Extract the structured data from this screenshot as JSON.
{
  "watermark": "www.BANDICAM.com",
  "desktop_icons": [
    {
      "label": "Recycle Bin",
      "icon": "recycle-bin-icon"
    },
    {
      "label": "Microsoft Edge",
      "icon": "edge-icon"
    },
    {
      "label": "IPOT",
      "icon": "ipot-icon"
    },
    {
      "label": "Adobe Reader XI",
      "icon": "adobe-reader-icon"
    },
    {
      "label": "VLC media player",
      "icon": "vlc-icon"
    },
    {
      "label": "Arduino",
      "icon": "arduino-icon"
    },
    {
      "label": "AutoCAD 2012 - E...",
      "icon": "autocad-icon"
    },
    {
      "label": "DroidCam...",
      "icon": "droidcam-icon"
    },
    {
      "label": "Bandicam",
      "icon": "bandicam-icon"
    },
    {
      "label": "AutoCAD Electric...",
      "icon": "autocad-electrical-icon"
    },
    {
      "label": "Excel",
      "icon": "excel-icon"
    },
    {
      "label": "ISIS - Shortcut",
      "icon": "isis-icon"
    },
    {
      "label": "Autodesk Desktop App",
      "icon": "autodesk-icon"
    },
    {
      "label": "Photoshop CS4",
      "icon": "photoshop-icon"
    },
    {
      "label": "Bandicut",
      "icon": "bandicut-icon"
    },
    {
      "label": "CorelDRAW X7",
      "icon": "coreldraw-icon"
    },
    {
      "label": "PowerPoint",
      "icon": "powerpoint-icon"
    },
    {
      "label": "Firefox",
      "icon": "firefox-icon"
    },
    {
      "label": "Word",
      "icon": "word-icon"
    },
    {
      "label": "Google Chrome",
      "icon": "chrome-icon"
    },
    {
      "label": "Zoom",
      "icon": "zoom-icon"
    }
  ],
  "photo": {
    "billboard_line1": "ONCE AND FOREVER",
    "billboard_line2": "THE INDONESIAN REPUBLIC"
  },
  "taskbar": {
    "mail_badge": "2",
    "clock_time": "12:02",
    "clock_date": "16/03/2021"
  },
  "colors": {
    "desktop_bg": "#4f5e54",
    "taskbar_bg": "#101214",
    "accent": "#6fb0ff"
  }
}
* * *
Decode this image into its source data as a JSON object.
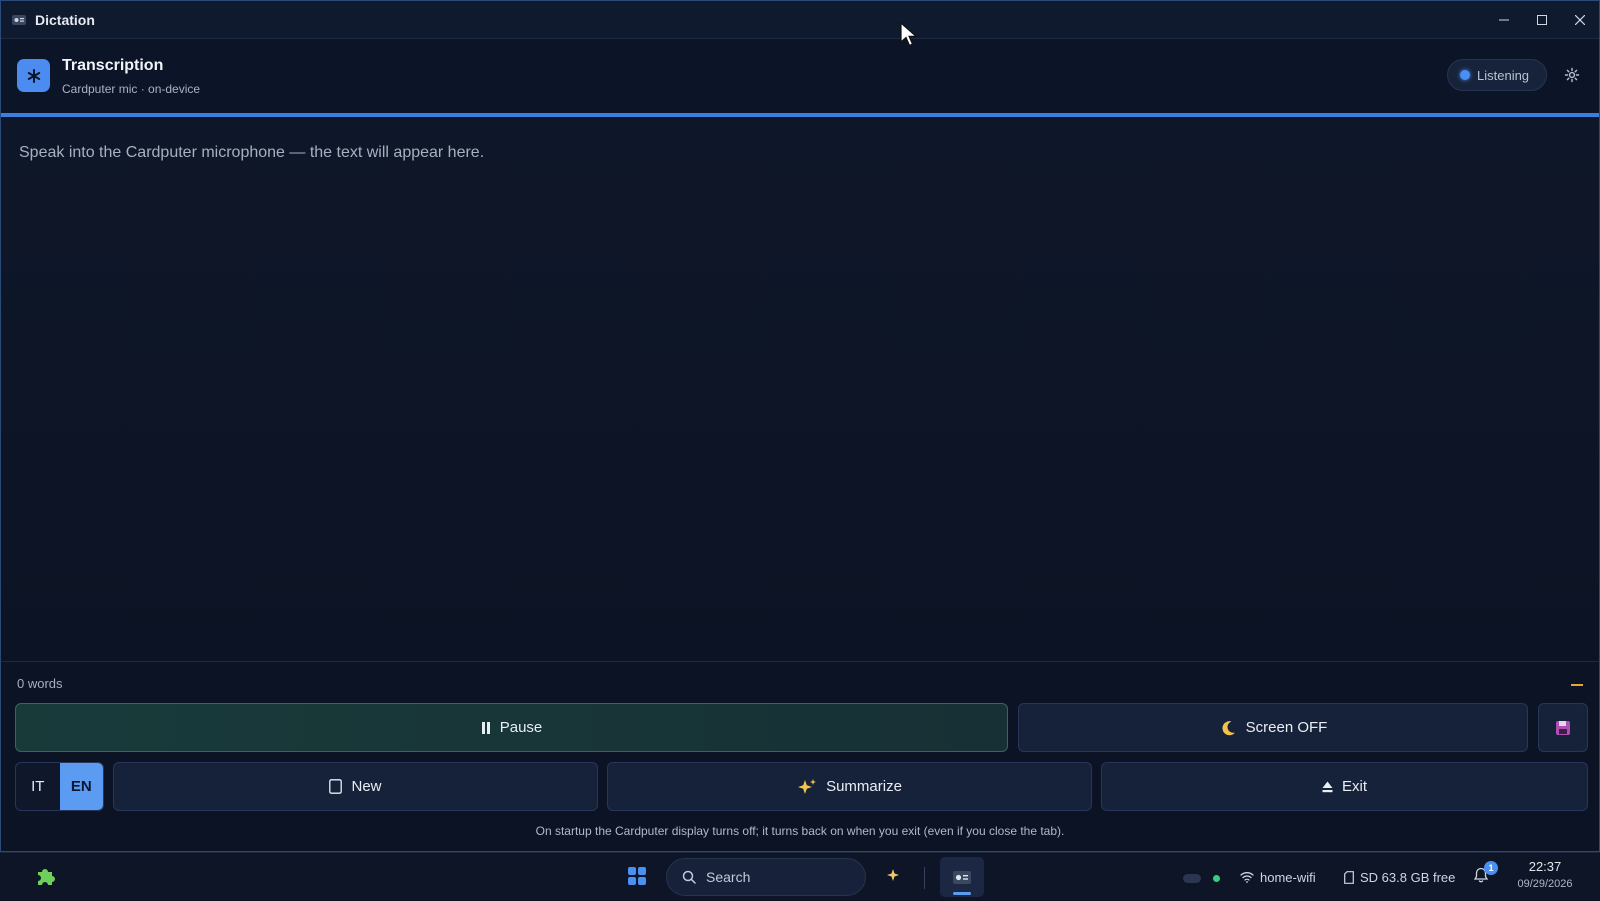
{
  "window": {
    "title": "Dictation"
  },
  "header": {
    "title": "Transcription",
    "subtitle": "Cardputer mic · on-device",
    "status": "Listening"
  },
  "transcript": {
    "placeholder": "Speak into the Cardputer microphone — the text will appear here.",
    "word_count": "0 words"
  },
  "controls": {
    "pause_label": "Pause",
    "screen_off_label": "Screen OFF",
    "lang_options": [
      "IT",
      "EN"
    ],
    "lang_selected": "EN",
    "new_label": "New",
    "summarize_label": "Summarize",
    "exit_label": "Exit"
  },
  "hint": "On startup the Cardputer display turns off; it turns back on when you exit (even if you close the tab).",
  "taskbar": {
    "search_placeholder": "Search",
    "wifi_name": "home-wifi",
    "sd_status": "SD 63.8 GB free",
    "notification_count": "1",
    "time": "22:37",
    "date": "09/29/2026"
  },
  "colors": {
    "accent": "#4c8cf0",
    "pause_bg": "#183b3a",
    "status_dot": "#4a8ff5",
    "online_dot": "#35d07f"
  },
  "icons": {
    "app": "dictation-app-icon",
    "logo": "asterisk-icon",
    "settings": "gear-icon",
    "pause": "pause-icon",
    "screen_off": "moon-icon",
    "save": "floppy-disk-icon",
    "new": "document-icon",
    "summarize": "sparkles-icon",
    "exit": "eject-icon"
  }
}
---
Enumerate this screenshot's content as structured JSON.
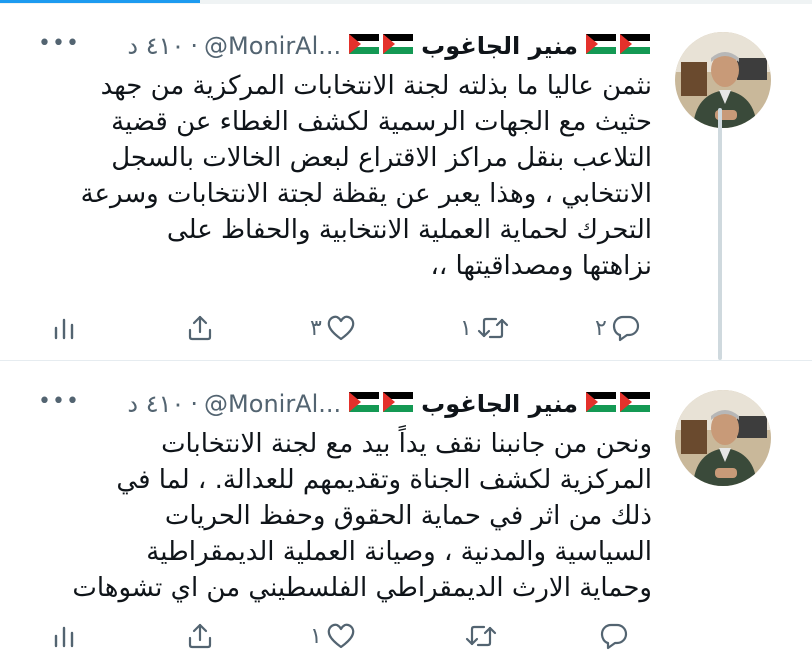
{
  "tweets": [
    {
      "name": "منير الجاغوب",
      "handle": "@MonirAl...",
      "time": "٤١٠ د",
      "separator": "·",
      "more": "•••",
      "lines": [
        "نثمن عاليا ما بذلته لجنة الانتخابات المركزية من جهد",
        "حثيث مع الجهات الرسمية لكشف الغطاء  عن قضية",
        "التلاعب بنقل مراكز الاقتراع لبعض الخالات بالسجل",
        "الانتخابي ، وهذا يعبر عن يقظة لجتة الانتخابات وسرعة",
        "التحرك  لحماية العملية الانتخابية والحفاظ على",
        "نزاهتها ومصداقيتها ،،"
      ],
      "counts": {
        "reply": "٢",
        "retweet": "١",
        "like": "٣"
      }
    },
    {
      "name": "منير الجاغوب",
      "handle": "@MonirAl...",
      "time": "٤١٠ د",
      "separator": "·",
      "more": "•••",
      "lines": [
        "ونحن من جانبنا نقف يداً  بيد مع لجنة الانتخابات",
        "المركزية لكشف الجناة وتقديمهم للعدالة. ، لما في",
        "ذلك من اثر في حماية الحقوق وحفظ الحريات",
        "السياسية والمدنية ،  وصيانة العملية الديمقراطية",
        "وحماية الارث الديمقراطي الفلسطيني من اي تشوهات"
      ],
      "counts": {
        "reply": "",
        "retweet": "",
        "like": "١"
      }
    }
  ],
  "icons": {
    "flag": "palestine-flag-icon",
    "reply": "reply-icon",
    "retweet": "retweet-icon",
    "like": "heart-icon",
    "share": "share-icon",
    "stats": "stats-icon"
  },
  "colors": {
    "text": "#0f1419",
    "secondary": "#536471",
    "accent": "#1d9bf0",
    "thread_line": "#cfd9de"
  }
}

◆ To do
Report each line of the material above where the word "retweet" appears.

◆ The result
        "retweet": "١",
        "retweet": "",
    "retweet": "retweet-icon",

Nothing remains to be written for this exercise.